--- WORK TO DO ---
Scan the material below for the string "structured", and copy every line where it shows up.

--- Records about charts and figures ---
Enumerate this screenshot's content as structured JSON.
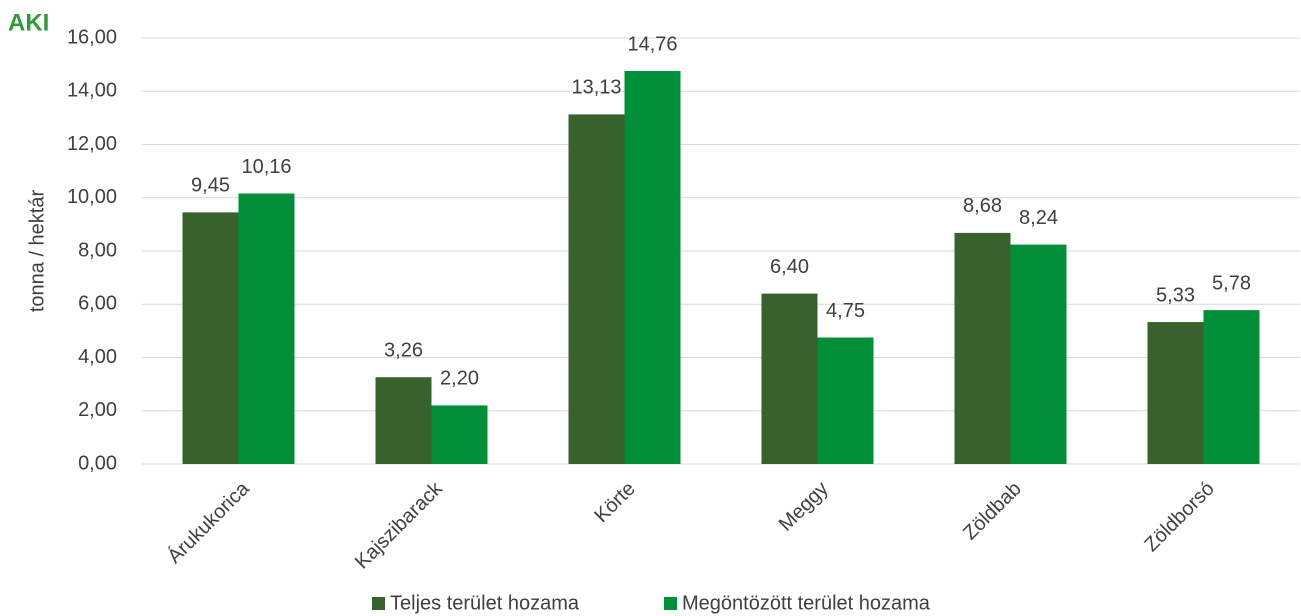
{
  "logo": "AKI",
  "chart_data": {
    "type": "bar",
    "y_label": "tonna / hektár",
    "categories": [
      "Árukukorica",
      "Kajszibarack",
      "Körte",
      "Meggy",
      "Zöldbab",
      "Zöldborsó"
    ],
    "series": [
      {
        "name": "Teljes terület hozama",
        "color": "#37622c",
        "values": [
          9.45,
          3.26,
          13.13,
          6.4,
          8.68,
          5.33
        ],
        "value_labels": [
          "9,45",
          "3,26",
          "13,13",
          "6,40",
          "8,68",
          "5,33"
        ]
      },
      {
        "name": "Megöntözött terület hozama",
        "color": "#008f39",
        "values": [
          10.16,
          2.2,
          14.76,
          4.75,
          8.24,
          5.78
        ],
        "value_labels": [
          "10,16",
          "2,20",
          "14,76",
          "4,75",
          "8,24",
          "5,78"
        ]
      }
    ],
    "ylim": [
      0,
      16
    ],
    "yticks": [
      {
        "value": 0,
        "label": "0,00"
      },
      {
        "value": 2,
        "label": "2,00"
      },
      {
        "value": 4,
        "label": "4,00"
      },
      {
        "value": 6,
        "label": "6,00"
      },
      {
        "value": 8,
        "label": "8,00"
      },
      {
        "value": 10,
        "label": "10,00"
      },
      {
        "value": 12,
        "label": "12,00"
      },
      {
        "value": 14,
        "label": "14,00"
      },
      {
        "value": 16,
        "label": "16,00"
      }
    ],
    "grid": true,
    "legend": "bottom"
  }
}
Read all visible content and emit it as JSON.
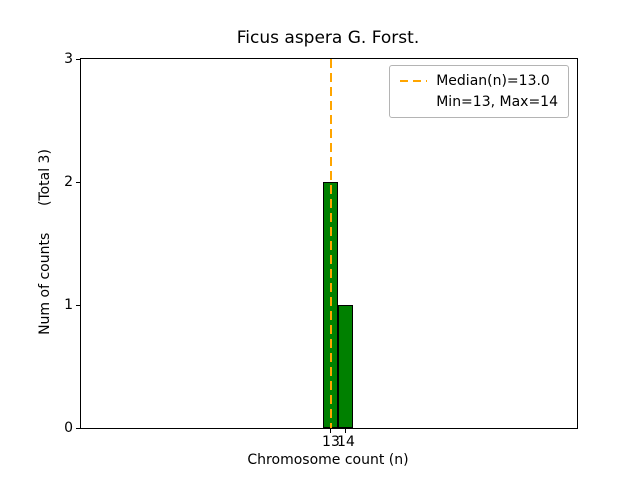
{
  "chart_data": {
    "type": "bar",
    "title": "Ficus aspera G. Forst.",
    "xlabel": "Chromosome count (n)",
    "ylabel": "Num of counts      (Total 3)",
    "categories": [
      13,
      14
    ],
    "values": [
      2,
      1
    ],
    "total": 3,
    "bar_width": 1,
    "bar_color": "#008000",
    "bar_edge_color": "#000000",
    "xlim": [
      -3.63,
      29.37
    ],
    "ylim": [
      0,
      3
    ],
    "xticks": [
      13,
      14
    ],
    "yticks": [
      0,
      1,
      2,
      3
    ],
    "grid": false,
    "median_line": {
      "x": 13.0,
      "color": "#FFA500",
      "style": "dashed"
    },
    "legend": {
      "position": "top-right",
      "entries": [
        {
          "label": "Median(n)=13.0",
          "marker": "dashed-line",
          "color": "#FFA500"
        },
        {
          "label": "Min=13, Max=14",
          "marker": "none"
        }
      ]
    }
  }
}
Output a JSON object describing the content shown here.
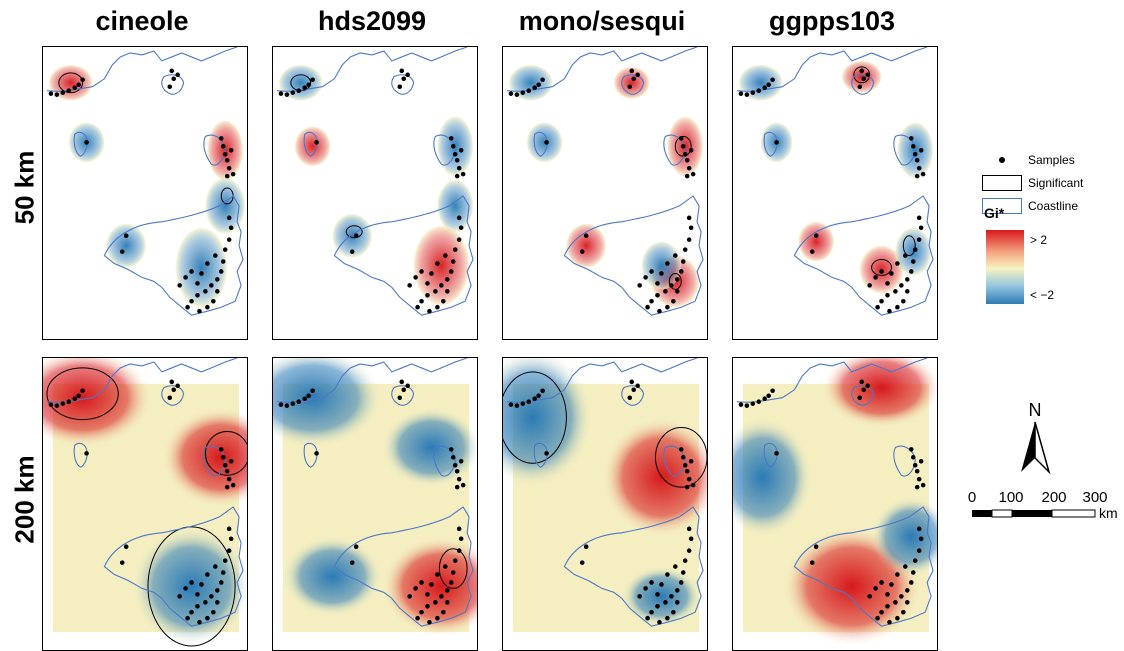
{
  "columns": [
    "cineole",
    "hds2099",
    "mono/sesqui",
    "ggpps103"
  ],
  "rows": [
    "50 km",
    "200 km"
  ],
  "legend": {
    "samples_label": "Samples",
    "significant_label": "Significant",
    "coastline_label": "Coastline",
    "gi_title": "Gi*",
    "gi_high": "> 2",
    "gi_low": "< −2",
    "colors": {
      "high": "#d7191c",
      "mid": "#f7f4c2",
      "low": "#2c7bb6",
      "coastline": "#4a78c8"
    }
  },
  "north_label": "N",
  "scale": {
    "ticks": [
      "0",
      "100",
      "200",
      "300"
    ],
    "unit": "km"
  }
}
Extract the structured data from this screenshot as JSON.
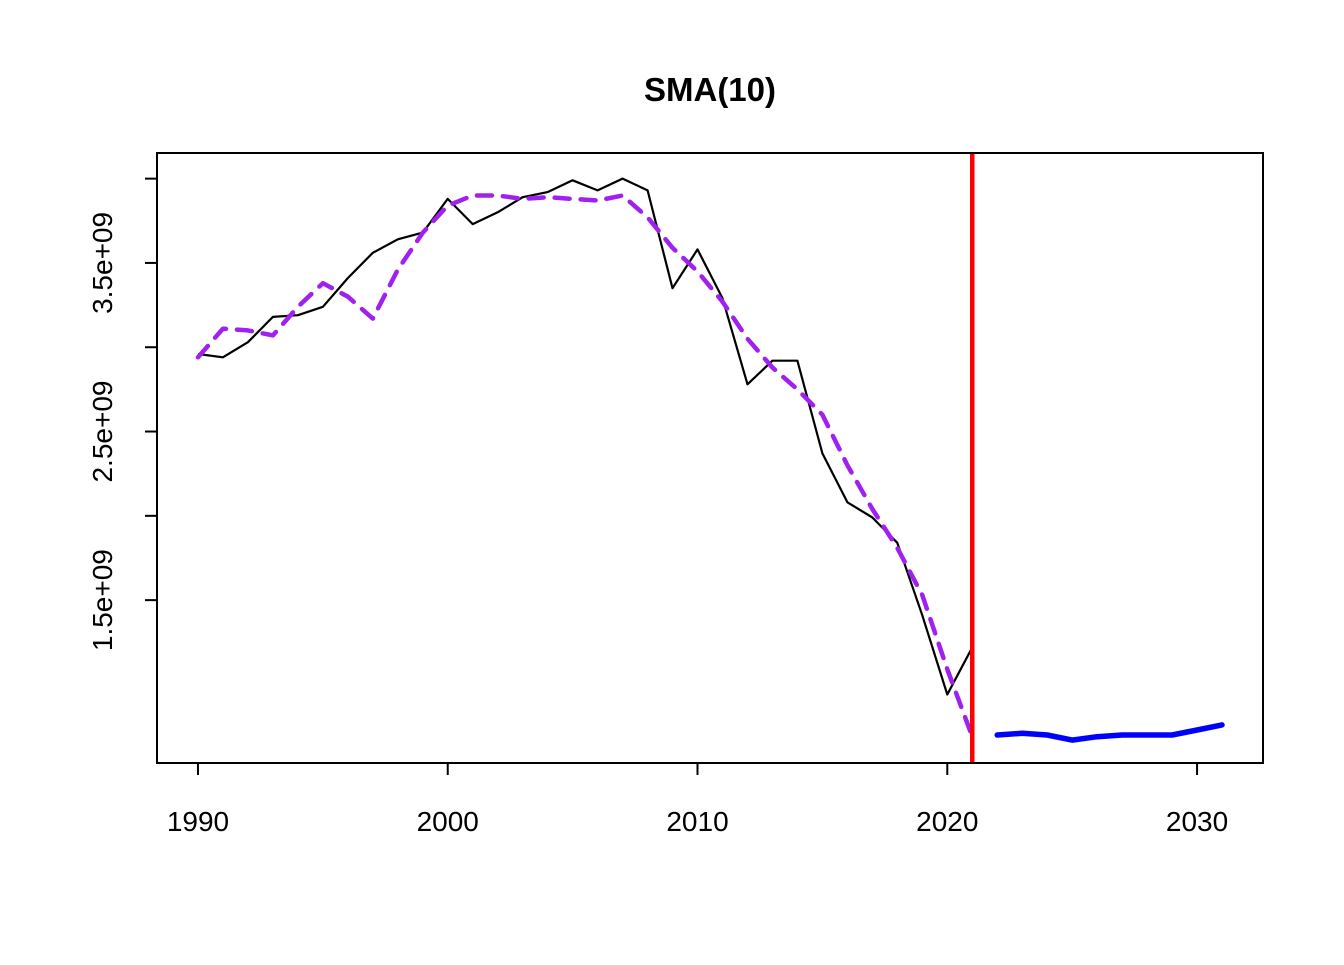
{
  "title": "SMA(10)",
  "colors": {
    "background": "#ffffff",
    "axis": "#000000",
    "actual": "#000000",
    "sma": "#a020f0",
    "forecast": "#0000ff",
    "vline": "#ff0000"
  },
  "axes": {
    "x": {
      "ticks": [
        {
          "value": 1990,
          "label": "1990"
        },
        {
          "value": 2000,
          "label": "2000"
        },
        {
          "value": 2010,
          "label": "2010"
        },
        {
          "value": 2020,
          "label": "2020"
        },
        {
          "value": 2030,
          "label": "2030"
        }
      ]
    },
    "y": {
      "ticks": [
        1500000000,
        2000000000,
        2500000000,
        3000000000,
        3500000000,
        4000000000
      ],
      "labels": [
        {
          "value": 1500000000,
          "text": "1.5e+09"
        },
        {
          "value": 2500000000,
          "text": "2.5e+09"
        },
        {
          "value": 3500000000,
          "text": "3.5e+09"
        }
      ]
    }
  },
  "chart_data": {
    "type": "line",
    "title": "SMA(10)",
    "xlabel": "",
    "ylabel": "",
    "xlim": [
      1988.36,
      2032.64
    ],
    "ylim": [
      534000000,
      4152000000
    ],
    "grid": false,
    "legend": "none",
    "series": [
      {
        "name": "actual",
        "color": "#000000",
        "style": "solid",
        "width": 2.2,
        "x": [
          1990,
          1991,
          1992,
          1993,
          1994,
          1995,
          1996,
          1997,
          1998,
          1999,
          2000,
          2001,
          2002,
          2003,
          2004,
          2005,
          2006,
          2007,
          2008,
          2009,
          2010,
          2011,
          2012,
          2013,
          2014,
          2015,
          2016,
          2017,
          2018,
          2019,
          2020,
          2021
        ],
        "y": [
          2960000000,
          2940000000,
          3030000000,
          3180000000,
          3190000000,
          3240000000,
          3410000000,
          3560000000,
          3640000000,
          3680000000,
          3880000000,
          3730000000,
          3800000000,
          3890000000,
          3920000000,
          3990000000,
          3930000000,
          4000000000,
          3930000000,
          3350000000,
          3580000000,
          3290000000,
          2780000000,
          2920000000,
          2920000000,
          2370000000,
          2080000000,
          1990000000,
          1840000000,
          1410000000,
          940000000,
          1220000000
        ]
      },
      {
        "name": "sma-fitted",
        "color": "#a020f0",
        "style": "dashed",
        "width": 4.5,
        "x": [
          1990,
          1991,
          1992,
          1993,
          1994,
          1995,
          1996,
          1997,
          1998,
          1999,
          2000,
          2001,
          2002,
          2003,
          2004,
          2005,
          2006,
          2007,
          2008,
          2009,
          2010,
          2011,
          2012,
          2013,
          2014,
          2015,
          2016,
          2017,
          2018,
          2019,
          2020,
          2021
        ],
        "y": [
          2940000000,
          3110000000,
          3100000000,
          3070000000,
          3240000000,
          3380000000,
          3300000000,
          3170000000,
          3460000000,
          3680000000,
          3840000000,
          3900000000,
          3900000000,
          3880000000,
          3890000000,
          3880000000,
          3870000000,
          3900000000,
          3770000000,
          3590000000,
          3450000000,
          3270000000,
          3050000000,
          2880000000,
          2750000000,
          2600000000,
          2300000000,
          2040000000,
          1810000000,
          1530000000,
          1090000000,
          690000000
        ]
      },
      {
        "name": "forecast",
        "color": "#0000ff",
        "style": "solid",
        "width": 5.5,
        "x": [
          2022,
          2023,
          2024,
          2025,
          2026,
          2027,
          2028,
          2029,
          2030,
          2031
        ],
        "y": [
          700000000,
          710000000,
          700000000,
          670000000,
          690000000,
          700000000,
          700000000,
          700000000,
          730000000,
          760000000
        ]
      }
    ],
    "vline": {
      "x": 2021,
      "color": "#ff0000",
      "width": 4.5
    }
  }
}
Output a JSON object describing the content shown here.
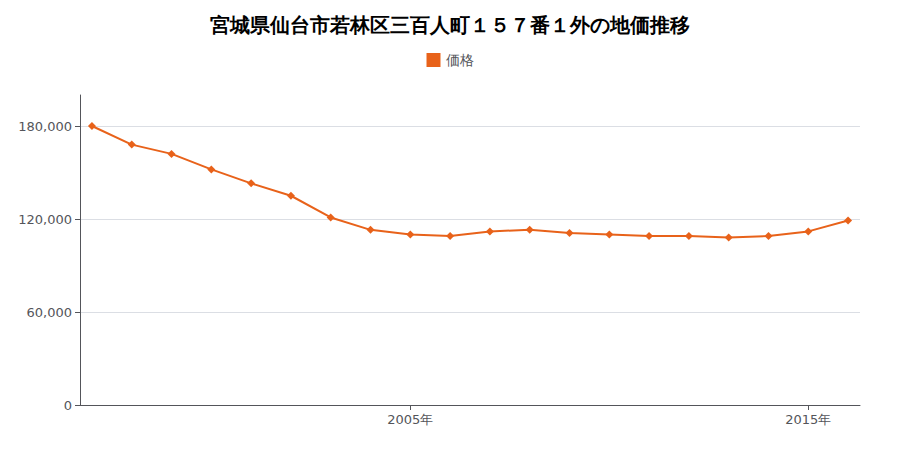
{
  "chart_data": {
    "type": "line",
    "title": "宮城県仙台市若林区三百人町１５７番１外の地価推移",
    "x": [
      1997,
      1998,
      1999,
      2000,
      2001,
      2002,
      2003,
      2004,
      2005,
      2006,
      2007,
      2008,
      2009,
      2010,
      2011,
      2012,
      2013,
      2014,
      2015,
      2016
    ],
    "series": [
      {
        "name": "価格",
        "color": "#E8621A",
        "marker": "diamond",
        "values": [
          180000,
          168000,
          162000,
          152000,
          143000,
          135000,
          121000,
          113000,
          110000,
          109000,
          112000,
          113000,
          111000,
          110000,
          109000,
          109000,
          108000,
          109000,
          112000,
          119000
        ]
      }
    ],
    "xlim": [
      1996.7,
      2016.3
    ],
    "xticks": [
      {
        "value": 2005,
        "label": "2005年"
      },
      {
        "value": 2015,
        "label": "2015年"
      }
    ],
    "ylim": [
      0,
      200000
    ],
    "yticks": [
      0,
      {
        "value": 60000,
        "label": "60,000"
      },
      {
        "value": 120000,
        "label": "120,000"
      },
      {
        "value": 180000,
        "label": "180,000"
      }
    ],
    "grid": true,
    "legend": "top"
  }
}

--- FINAL ANSWER ---
Enumerate this screenshot's content as structured JSON.
Extract the structured data from this screenshot as JSON.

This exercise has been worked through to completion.